++++ Wyodrębniony tekst

» Recenzje » Norweski dziennik. Tom 1. Ucieczka - Andrzej Pilipiuk

Norweski dziennik. Tom 1. Ucieczka - Andrzej Pilipiuk


wersja do druku

Powieść młodzieżowa?

Redakcja: Beata 'teaver' Kwiecińska-Sobek

Norweski dziennik. Tom 1. Ucieczka - Andrzej Pilipiuk
Już w pierwszych notach biograficznych Andrzeja Pilipiuka jakie zdarzyło mi się czytać, pojawiały się wzmianki na temat powieści młodzieżowych, które pisarz planuje wkrótce wydać. Pierwszą z tych powieści - nie licząc rzecz jasna kolejnych tomów Pana Samochodzika, pisanych pod pseudonimem Tomasza Olszakowskiego - była książka rozpoczynająca cykl Norweski dziennik, opisujący losy wnuka przesławnego egzorcysty i bimbrownika, Jakuba Wędrowycza. Powieść ta musiała cieszyć się sporą popularnością, skoro Fabryka Słów zdecydowała się na jej reedycję, jednak ja sięgnąłem po nią głównie z nadzieją na to, że będzie ona lepsza od Operacji Dzień Wskrzeszenia – innej książki Pilipiuka dla młodszych czytelników. Jak wypadło porównanie?

Niestety, po raz wtóry okazało się, że koncepcja Andrzeja Pilipiuka na fantastyczną powieść młodzieżową znacznie odbiega od moich oczekiwań. Być może wynika to z faktu, że nie jestem już typowym targetem dla podobnych pozycji, choć byłbym skłonny postawić raczej na dwie kwestie, które u tego autora zawsze mnie raziły. Mianowicie – zbytnie mieszanie konwencji i maksymalne odrealnianie opisywanych wydarzeń.

Jeśli chodzi o to pierwsze, to – podobnie jak Operacja Dzień Wskrzeszenia – pierwszy tom Norweskiego dziennika zdaje się nosić etykietkę "powieści młodzieżowej" tylko dlatego, że rzeczona młodzież w niej występuje. A i tak pozostaje ona młodzieżą bardziej z nazwy niż z zachowania i ogólnego wizerunku. W zdecydowanej większości sytuacji młodzi bohaterowie Dziennika… zachowują się bowiem jak dorośli, a często nawet posiadają umiejętności, których mogli by im pozazdrościć najlepiej wykształceni pełnoletni osobnicy. Do tego dochodzi fakt, że Pilipiuk operuje w Ucieczce taką ilością chlustającej krwi i flaków, że zachwycony będzie nie tylko czytelnik całkowicie dorosły, ale także dowolny sadysta o skłonnościach maniakalnych. W ramach przykładu można podać choćby sam początek, kiedy to pewien stateczny i spokojny (dotąd) profesor ucina jednym zamachem japońskiego miecza głowy dwóm radzieckim agentom (co zresztą sportretowane zostało na wcale szczegółowej ilustracji), po czym bez krępacji pakuje kulkę w głowę własnego syna.

++++++++
++++ Przedstawione dane

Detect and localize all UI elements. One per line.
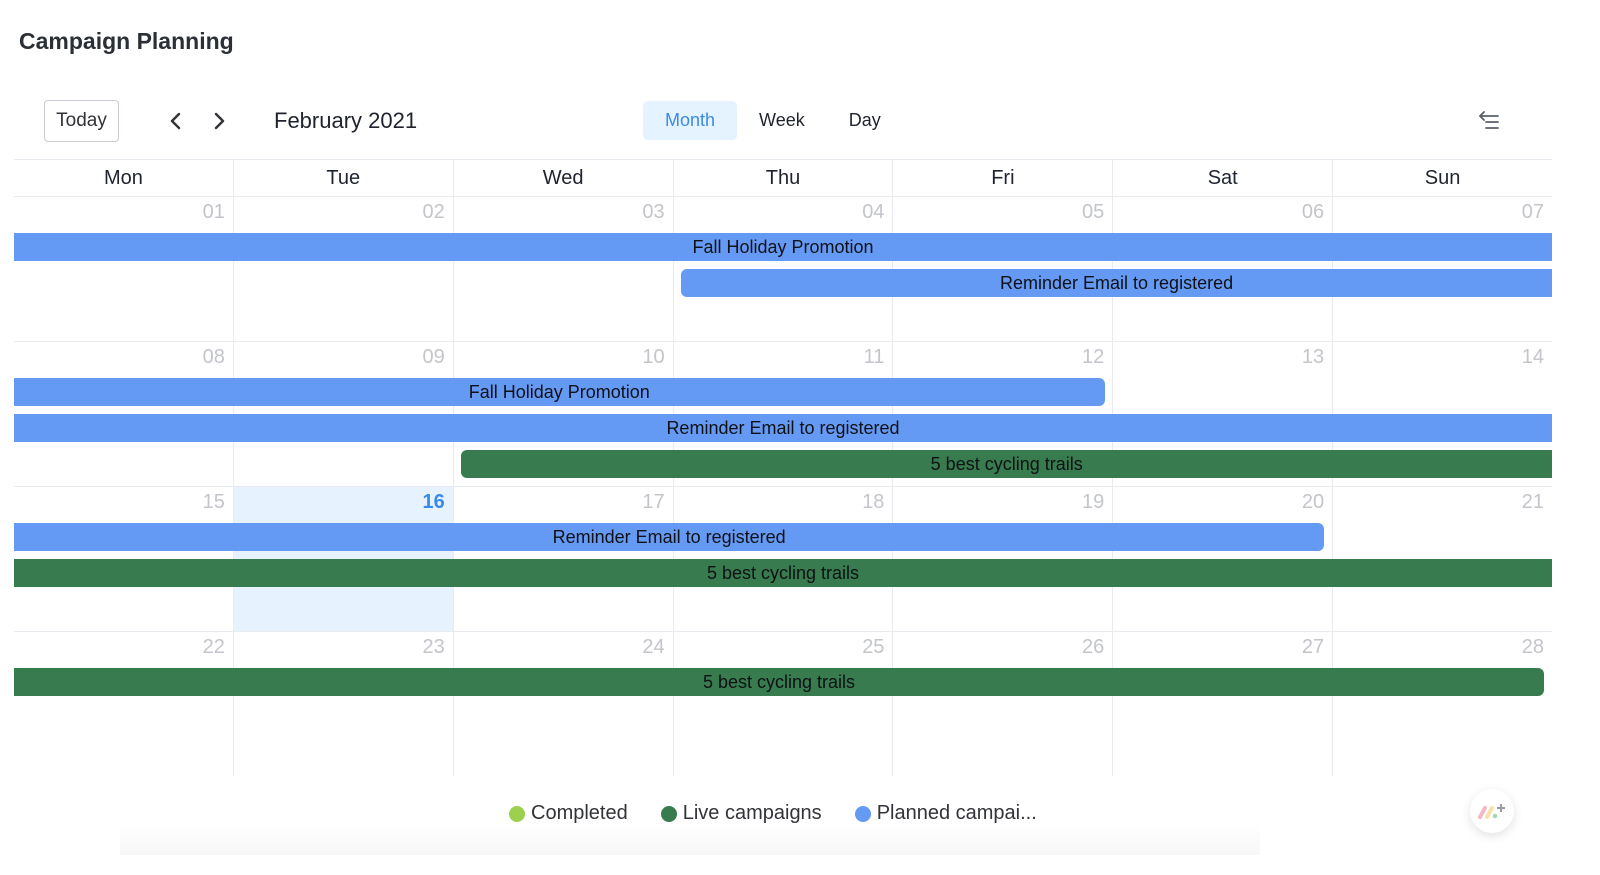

++++++++

Wykonaj polecenia:
a) Zacytuj wiernie fragment recenzji: zacznij od słów „Niestety, po raz” i zakończ na słowach „odrealnianie opisywanych wydarzeń.”.
b) Przedstaw w punktach akapit recenzji rozpoczynający się od słów „Niestety, po raz wtóry”. Zachowaj jego główne informacje.

Odpowiedzi:
a)
Niestety, po raz wtóry okazało się, że koncepcja Andrzeja Pilipiuka na fantastyczną powieść młodzieżową znacznie odbiega od moich oczekiwań. Być może wynika to z faktu, że nie jestem już typowym targetem dla podobnych pozycji, choć byłbym skłonny postawić raczej na dwie kwestie, które u tego autora zawsze mnie raziły. Mianowicie – zbytnie mieszanie konwencji i maksymalne odrealnianie opisywanych wydarzeń.

b)
- Koncepcja fantastycznej powieści młodzieżowej Andrzeja Pilipiuka po raz kolejny znacznie odbiega od oczekiwań autora recenzji.
- Przyczyną może być to, że nie jest on już typowym odbiorcą takich książek.
- Bardziej skłania się jednak ku dwóm kwestiom, które zawsze raziły go u tego pisarza:
  - zbytniemu mieszaniu konwencji,
  - maksymalnemu odrealnianiu opisywanych wydarzeń.